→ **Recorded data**
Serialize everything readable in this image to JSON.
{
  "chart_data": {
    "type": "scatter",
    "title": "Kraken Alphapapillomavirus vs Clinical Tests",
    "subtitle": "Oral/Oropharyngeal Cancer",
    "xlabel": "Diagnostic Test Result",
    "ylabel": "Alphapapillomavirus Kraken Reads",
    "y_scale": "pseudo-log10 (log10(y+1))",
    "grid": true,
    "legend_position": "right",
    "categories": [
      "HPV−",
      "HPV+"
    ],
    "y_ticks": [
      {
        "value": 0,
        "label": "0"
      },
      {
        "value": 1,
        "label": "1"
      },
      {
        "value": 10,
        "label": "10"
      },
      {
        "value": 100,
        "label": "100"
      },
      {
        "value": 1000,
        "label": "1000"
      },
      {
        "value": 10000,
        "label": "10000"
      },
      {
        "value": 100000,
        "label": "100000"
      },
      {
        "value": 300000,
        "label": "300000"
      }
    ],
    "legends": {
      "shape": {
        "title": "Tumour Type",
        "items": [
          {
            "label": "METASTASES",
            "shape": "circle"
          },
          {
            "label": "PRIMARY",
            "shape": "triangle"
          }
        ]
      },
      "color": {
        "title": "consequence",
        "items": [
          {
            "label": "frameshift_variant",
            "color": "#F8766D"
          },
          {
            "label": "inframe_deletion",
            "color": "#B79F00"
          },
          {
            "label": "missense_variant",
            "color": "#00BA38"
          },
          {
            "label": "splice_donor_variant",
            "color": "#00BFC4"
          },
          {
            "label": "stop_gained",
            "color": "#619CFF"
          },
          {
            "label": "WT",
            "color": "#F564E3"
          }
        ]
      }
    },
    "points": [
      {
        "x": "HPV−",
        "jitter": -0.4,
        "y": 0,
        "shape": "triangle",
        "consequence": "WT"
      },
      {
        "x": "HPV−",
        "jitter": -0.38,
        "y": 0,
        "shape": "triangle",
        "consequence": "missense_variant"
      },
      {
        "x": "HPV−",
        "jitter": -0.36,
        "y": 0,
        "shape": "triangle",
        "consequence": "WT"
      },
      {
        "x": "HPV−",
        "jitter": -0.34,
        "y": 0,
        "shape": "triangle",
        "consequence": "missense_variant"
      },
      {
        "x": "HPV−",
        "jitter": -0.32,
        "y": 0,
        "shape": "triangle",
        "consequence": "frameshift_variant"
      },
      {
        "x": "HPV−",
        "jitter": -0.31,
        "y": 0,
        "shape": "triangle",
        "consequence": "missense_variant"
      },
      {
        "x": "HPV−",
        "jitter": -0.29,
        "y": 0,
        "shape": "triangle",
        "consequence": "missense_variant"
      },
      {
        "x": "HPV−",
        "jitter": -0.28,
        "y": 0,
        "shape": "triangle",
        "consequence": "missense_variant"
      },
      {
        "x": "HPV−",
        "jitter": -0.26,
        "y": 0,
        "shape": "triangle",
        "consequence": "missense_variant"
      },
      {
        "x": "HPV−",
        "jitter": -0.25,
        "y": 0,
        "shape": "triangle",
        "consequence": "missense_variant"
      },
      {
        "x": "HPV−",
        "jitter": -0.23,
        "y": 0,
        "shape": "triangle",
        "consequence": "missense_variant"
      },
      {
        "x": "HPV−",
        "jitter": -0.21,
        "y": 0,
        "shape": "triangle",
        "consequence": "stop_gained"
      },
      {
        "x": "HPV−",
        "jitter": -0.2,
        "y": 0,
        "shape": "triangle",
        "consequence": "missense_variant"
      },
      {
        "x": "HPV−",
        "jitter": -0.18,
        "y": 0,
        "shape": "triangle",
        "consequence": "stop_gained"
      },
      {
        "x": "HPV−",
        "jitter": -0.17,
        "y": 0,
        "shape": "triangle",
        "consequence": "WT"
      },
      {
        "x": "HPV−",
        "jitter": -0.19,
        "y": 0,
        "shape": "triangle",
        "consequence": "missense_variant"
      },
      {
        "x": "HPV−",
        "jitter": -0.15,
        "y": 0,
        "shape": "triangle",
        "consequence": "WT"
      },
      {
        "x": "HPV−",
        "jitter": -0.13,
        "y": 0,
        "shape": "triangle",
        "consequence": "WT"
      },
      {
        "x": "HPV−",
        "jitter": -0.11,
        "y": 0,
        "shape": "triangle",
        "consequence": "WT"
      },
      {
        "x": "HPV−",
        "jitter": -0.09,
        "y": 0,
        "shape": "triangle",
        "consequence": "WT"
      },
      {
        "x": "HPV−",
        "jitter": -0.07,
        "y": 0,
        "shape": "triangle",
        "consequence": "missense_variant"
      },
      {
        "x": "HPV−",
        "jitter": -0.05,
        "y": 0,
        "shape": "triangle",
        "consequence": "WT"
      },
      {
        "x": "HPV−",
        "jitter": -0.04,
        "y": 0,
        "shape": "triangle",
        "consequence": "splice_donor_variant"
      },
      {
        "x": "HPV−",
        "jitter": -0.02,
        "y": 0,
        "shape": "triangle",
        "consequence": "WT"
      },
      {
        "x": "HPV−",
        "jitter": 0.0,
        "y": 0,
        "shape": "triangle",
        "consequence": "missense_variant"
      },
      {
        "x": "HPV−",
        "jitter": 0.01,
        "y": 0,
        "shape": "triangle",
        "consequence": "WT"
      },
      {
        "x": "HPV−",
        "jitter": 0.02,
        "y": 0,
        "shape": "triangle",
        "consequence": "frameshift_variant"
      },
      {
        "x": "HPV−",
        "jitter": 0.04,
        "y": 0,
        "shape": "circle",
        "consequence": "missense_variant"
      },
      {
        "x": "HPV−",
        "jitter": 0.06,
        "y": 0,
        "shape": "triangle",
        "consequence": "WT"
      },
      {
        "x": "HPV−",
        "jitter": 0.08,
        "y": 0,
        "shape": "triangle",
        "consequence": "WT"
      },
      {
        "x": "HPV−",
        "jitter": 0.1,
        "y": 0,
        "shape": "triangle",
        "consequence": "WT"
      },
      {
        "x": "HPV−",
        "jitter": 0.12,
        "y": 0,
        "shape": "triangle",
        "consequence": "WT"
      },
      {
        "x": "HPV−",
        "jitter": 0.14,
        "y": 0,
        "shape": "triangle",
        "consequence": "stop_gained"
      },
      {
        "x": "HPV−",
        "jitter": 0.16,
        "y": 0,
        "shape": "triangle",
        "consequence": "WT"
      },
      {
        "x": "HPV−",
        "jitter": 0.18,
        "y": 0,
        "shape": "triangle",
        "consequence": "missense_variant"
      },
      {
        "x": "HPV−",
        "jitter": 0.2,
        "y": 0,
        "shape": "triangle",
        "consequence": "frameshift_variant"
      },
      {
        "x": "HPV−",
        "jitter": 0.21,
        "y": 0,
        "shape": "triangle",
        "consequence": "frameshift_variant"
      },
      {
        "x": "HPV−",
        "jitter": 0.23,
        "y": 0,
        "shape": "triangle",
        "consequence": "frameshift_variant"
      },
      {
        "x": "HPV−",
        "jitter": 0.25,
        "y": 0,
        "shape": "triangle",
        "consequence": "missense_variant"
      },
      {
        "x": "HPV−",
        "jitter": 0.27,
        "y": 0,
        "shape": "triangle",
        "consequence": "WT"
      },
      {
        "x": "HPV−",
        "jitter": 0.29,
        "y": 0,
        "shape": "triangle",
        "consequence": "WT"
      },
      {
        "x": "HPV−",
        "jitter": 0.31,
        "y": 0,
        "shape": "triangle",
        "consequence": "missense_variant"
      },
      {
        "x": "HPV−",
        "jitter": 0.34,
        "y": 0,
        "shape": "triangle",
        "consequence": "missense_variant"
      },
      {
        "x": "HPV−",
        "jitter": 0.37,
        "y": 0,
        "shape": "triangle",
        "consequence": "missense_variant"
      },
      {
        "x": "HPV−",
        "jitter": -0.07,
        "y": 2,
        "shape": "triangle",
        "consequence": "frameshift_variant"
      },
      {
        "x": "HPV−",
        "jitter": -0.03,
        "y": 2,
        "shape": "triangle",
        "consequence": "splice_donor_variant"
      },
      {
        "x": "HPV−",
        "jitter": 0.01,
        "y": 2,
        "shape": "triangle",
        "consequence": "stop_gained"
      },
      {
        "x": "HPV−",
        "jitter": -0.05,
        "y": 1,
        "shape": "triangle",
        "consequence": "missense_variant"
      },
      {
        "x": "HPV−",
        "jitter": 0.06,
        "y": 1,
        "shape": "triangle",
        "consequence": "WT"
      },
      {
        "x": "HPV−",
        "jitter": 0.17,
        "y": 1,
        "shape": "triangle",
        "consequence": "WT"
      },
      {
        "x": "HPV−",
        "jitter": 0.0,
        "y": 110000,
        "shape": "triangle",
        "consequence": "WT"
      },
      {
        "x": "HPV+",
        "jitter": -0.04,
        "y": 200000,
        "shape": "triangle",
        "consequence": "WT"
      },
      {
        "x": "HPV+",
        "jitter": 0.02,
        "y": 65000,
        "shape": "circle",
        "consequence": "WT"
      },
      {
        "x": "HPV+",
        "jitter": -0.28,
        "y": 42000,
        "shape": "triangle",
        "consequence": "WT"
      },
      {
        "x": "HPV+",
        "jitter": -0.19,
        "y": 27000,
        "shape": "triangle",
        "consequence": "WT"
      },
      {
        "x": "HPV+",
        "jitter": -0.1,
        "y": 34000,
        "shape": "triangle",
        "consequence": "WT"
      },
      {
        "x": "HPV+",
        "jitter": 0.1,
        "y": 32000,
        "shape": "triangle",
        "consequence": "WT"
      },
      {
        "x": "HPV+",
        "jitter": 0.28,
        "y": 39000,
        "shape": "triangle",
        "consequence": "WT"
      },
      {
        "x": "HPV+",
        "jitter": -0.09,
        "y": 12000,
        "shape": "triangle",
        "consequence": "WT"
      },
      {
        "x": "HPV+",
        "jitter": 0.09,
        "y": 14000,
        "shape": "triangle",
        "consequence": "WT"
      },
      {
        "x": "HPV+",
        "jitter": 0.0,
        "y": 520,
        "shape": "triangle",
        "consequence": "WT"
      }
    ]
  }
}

→ **PROBLEM TO WORK ON**
Each line of the data that holds "Alphapapillomavirus" should be reported.

→ **TASK SOLUTION**
    "title": "Kraken Alphapapillomavirus vs Clinical Tests",
    "ylabel": "Alphapapillomavirus Kraken Reads",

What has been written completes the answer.